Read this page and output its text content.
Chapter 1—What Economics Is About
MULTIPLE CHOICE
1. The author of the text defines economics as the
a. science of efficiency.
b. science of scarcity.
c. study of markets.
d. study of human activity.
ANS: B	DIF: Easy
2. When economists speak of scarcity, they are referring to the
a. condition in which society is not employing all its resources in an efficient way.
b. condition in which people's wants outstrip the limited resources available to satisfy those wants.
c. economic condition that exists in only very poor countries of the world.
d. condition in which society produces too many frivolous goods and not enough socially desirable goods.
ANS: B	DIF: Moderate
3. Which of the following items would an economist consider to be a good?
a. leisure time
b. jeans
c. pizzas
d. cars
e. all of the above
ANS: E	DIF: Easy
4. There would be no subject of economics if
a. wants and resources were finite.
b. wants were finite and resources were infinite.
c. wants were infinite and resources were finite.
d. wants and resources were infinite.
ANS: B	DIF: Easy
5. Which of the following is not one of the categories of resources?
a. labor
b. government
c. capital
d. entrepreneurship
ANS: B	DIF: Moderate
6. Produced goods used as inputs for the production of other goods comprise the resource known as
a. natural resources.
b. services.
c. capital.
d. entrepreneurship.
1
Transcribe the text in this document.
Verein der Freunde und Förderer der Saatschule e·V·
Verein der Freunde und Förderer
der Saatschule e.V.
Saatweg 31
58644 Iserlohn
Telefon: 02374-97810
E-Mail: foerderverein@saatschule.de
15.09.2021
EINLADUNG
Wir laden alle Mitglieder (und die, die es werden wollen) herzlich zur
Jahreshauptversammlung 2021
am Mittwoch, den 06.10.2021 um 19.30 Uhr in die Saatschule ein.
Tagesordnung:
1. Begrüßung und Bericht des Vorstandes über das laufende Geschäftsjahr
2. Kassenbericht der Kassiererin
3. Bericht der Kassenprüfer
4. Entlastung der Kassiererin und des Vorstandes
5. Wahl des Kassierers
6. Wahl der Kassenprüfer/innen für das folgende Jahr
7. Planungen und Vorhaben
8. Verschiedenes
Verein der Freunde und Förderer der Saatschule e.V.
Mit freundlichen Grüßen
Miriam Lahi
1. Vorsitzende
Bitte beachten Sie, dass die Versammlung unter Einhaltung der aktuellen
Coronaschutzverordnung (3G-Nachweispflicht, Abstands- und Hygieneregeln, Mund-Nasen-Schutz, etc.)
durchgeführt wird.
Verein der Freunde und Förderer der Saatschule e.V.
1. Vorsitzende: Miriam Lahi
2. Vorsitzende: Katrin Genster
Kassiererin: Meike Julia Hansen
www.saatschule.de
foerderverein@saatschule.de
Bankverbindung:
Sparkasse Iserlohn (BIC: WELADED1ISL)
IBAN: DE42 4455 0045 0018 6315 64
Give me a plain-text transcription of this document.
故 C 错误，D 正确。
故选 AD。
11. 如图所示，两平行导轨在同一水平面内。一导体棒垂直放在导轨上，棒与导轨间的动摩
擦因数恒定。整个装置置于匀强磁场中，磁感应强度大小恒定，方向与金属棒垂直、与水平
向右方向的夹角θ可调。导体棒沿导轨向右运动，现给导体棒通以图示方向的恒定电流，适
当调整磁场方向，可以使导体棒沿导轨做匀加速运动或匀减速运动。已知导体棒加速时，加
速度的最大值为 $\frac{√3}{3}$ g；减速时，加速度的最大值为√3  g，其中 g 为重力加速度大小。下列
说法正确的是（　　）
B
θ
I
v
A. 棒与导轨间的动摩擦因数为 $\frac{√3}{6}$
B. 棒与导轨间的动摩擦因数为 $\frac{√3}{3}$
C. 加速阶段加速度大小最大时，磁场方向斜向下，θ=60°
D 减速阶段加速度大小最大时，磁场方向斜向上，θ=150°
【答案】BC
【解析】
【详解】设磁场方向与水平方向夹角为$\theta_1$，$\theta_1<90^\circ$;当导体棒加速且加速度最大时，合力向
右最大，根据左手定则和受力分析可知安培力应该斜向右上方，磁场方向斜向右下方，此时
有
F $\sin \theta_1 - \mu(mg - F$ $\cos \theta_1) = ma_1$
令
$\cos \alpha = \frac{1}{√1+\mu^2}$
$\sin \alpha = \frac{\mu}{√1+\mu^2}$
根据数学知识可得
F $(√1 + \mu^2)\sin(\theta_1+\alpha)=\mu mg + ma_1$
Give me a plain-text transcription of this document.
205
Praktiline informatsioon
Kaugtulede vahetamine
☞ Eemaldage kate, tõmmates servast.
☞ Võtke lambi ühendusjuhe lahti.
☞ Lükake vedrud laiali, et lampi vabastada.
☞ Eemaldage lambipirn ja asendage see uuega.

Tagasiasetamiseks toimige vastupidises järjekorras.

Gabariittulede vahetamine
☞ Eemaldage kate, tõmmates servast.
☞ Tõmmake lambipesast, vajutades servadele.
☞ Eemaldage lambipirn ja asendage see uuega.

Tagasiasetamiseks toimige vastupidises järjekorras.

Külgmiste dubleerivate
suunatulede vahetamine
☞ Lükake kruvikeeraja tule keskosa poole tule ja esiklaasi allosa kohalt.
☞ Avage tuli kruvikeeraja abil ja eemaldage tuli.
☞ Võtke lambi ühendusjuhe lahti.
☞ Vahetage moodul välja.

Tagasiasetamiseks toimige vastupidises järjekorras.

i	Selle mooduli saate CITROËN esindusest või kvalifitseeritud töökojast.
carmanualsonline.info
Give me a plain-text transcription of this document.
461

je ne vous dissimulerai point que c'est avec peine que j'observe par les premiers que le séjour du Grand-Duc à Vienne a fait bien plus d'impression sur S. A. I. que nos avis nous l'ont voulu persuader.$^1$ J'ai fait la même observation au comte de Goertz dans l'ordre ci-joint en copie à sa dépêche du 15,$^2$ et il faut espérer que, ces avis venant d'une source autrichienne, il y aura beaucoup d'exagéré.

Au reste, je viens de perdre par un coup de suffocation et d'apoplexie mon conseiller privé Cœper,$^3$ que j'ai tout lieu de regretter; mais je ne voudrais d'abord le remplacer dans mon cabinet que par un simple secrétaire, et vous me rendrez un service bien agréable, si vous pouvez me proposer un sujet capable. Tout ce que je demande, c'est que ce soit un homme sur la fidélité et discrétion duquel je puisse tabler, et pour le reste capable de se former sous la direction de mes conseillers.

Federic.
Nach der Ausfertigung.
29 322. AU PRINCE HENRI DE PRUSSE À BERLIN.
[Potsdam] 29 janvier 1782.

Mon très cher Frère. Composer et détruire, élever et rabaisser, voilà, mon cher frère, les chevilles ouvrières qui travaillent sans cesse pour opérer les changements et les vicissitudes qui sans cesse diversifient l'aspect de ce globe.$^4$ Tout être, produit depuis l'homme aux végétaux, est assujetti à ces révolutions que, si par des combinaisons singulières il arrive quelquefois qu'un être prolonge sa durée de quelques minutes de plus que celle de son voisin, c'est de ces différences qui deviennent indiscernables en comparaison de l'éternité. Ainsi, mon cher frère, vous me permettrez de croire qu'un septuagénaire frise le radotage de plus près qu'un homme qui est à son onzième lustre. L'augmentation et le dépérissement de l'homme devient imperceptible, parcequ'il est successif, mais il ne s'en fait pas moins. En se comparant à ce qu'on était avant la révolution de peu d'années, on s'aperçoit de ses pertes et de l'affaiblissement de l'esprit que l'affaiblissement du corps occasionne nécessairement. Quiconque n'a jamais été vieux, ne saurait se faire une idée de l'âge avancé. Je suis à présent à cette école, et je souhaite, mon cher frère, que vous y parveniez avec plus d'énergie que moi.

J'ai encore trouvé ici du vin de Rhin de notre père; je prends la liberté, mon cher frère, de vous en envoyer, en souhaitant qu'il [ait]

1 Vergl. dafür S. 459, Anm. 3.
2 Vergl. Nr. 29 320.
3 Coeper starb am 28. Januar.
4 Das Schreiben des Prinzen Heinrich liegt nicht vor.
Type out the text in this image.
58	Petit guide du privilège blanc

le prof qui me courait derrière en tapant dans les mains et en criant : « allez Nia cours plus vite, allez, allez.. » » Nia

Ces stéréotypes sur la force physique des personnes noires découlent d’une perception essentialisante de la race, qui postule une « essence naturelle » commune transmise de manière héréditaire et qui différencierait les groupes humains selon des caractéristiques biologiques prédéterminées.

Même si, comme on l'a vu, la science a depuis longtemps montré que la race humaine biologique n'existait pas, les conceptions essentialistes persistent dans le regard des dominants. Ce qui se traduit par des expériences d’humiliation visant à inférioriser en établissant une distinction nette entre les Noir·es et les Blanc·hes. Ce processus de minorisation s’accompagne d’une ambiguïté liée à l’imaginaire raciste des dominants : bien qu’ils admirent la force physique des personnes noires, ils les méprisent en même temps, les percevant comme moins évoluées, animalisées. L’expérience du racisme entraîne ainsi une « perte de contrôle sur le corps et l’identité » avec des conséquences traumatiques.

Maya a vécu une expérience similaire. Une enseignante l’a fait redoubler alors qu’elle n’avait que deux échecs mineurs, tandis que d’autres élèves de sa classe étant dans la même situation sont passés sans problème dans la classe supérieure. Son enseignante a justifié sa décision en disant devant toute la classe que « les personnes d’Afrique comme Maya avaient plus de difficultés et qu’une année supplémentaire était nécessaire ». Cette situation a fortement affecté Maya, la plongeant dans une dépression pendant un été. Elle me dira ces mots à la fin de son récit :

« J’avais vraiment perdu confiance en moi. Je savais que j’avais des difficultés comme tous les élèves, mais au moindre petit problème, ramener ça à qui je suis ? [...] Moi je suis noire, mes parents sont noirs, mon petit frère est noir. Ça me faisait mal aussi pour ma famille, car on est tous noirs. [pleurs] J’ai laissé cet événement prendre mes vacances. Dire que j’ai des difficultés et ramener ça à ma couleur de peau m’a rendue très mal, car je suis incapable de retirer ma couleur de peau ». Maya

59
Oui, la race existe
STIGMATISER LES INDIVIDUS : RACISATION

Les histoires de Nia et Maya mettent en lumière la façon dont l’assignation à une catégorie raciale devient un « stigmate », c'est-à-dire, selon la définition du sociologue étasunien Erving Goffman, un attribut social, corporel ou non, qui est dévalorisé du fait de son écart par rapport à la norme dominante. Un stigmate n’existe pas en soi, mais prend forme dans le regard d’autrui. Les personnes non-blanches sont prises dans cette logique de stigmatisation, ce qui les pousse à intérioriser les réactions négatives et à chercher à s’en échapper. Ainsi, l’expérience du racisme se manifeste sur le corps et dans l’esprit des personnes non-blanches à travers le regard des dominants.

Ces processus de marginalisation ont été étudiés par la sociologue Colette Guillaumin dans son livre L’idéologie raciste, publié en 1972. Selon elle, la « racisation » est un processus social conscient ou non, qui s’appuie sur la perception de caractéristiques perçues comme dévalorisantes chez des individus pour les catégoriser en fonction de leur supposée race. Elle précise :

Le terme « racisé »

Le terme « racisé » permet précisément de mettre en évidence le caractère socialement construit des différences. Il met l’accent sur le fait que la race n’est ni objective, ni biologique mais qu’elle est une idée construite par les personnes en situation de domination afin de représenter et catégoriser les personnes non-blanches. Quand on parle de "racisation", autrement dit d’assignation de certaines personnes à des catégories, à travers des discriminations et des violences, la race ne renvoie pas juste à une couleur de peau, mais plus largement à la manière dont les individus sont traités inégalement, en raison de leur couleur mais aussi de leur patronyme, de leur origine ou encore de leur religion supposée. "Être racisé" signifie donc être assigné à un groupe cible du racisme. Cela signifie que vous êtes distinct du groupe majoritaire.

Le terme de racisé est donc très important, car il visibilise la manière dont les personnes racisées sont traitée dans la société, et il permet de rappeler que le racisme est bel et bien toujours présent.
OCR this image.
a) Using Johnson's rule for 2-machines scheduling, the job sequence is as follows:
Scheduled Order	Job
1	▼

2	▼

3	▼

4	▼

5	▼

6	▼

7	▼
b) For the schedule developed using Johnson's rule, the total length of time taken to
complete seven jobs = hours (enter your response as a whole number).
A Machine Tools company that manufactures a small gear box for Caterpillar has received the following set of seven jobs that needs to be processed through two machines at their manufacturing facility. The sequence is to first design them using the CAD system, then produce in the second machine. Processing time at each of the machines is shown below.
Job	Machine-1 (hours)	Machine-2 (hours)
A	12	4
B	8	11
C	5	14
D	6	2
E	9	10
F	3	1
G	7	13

◆ ◆ ◆

Identify all lines where the word "study" shows up. Copy them.

Task answer:
c. study of markets.
d. study of human activity.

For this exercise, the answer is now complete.